• _Problem description_
Find all lines in the listing that include the word "Symposium", then copy them.

• _Records for the exercise_

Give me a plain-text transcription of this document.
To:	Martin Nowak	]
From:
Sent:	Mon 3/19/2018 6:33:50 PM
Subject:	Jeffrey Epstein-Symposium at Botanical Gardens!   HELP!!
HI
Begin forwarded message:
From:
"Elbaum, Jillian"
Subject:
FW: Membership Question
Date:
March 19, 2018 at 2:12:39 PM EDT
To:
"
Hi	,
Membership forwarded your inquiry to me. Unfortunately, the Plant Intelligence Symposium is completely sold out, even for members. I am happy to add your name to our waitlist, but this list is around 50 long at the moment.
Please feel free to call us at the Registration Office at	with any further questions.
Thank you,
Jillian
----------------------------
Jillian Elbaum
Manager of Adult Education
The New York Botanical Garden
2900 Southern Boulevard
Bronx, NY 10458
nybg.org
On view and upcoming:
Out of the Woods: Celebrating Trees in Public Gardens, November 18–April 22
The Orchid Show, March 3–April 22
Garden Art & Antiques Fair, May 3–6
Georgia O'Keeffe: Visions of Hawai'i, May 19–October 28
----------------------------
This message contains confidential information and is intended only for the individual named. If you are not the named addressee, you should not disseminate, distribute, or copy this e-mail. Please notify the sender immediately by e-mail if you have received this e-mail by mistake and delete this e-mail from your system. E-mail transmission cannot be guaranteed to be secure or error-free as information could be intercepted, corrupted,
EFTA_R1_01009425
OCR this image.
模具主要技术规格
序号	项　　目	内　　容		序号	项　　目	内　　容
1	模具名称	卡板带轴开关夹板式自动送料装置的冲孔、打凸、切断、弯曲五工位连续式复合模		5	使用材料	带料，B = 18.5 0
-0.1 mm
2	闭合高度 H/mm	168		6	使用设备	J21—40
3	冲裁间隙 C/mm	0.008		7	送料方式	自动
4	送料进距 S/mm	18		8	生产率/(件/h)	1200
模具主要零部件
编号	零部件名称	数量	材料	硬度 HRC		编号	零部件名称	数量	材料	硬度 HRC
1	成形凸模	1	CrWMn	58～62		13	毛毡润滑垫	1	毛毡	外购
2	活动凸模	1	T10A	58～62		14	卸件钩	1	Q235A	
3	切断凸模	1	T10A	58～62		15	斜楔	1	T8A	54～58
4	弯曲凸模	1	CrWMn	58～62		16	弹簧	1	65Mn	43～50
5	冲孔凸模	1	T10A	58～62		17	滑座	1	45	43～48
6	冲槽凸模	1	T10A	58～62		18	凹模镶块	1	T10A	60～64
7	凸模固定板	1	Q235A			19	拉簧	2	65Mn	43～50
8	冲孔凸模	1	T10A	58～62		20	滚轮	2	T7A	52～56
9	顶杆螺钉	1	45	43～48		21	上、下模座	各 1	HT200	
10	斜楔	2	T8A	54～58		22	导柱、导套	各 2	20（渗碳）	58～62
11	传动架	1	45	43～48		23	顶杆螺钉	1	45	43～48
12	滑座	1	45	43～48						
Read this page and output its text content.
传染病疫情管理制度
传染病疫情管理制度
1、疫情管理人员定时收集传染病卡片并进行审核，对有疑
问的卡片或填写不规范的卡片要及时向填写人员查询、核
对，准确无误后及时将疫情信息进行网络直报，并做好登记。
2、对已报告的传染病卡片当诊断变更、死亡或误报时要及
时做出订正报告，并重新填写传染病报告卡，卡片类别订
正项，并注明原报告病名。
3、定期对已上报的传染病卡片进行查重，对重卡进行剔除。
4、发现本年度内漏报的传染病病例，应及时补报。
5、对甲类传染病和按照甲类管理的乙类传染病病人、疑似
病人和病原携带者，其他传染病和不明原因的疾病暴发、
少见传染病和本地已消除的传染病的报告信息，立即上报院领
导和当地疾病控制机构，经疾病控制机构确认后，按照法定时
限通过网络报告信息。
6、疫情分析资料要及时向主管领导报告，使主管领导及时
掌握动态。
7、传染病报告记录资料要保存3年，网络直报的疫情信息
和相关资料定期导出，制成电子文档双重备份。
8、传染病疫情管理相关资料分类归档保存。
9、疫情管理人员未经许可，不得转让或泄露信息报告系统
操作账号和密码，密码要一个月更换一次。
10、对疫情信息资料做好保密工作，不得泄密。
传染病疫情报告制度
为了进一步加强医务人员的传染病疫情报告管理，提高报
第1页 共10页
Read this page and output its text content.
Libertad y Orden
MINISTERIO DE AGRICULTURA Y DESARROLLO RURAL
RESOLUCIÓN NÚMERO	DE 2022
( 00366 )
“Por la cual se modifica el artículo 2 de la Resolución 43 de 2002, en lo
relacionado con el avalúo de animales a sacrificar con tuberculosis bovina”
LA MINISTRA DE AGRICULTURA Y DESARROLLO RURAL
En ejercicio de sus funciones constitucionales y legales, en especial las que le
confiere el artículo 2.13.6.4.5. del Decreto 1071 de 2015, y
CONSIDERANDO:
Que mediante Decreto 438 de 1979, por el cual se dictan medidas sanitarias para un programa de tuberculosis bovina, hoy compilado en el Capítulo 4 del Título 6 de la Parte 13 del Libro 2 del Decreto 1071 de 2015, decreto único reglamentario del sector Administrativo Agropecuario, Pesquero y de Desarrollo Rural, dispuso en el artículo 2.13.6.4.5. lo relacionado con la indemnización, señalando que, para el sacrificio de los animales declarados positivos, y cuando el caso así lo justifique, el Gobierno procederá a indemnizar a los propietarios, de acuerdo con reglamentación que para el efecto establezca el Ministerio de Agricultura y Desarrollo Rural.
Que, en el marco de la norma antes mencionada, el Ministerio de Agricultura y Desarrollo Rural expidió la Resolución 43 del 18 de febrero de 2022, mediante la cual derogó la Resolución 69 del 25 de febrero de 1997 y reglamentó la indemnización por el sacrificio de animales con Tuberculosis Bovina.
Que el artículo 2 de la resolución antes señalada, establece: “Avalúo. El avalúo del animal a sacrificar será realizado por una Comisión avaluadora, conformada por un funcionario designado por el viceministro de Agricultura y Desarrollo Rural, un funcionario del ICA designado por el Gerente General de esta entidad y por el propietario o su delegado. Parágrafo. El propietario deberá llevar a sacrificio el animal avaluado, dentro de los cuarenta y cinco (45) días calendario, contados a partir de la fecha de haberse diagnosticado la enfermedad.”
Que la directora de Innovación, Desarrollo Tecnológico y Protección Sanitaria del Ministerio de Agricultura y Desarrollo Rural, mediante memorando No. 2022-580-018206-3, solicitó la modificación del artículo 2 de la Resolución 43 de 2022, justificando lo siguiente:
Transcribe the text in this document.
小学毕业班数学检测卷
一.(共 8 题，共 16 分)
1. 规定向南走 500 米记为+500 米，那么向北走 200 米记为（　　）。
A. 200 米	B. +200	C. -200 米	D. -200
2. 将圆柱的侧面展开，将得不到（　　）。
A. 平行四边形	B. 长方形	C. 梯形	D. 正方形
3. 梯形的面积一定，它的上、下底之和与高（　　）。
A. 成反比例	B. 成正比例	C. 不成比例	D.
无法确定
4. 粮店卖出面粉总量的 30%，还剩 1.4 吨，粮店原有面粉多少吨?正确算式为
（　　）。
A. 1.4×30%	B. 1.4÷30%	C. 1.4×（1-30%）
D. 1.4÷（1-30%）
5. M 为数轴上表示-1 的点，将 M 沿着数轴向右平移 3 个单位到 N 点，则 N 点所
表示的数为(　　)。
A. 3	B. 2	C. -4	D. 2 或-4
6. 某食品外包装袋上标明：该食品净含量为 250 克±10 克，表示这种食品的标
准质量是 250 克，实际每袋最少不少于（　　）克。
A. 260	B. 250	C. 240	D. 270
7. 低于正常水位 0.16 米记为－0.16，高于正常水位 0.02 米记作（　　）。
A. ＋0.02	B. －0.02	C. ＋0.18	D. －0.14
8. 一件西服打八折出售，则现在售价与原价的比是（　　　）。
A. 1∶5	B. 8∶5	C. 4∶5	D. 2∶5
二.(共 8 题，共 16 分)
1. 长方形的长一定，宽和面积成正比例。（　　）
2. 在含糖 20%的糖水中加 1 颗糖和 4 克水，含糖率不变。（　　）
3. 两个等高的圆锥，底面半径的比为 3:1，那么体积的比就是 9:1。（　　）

• _Worked answer_
Subject:	Jeffrey Epstein-Symposium at Botanical Gardens!   HELP!!
Membership forwarded your inquiry to me. Unfortunately, the Plant Intelligence Symposium is completely sold out, even for members. I am happy to add your name to our waitlist, but this list is around 50 long at the moment.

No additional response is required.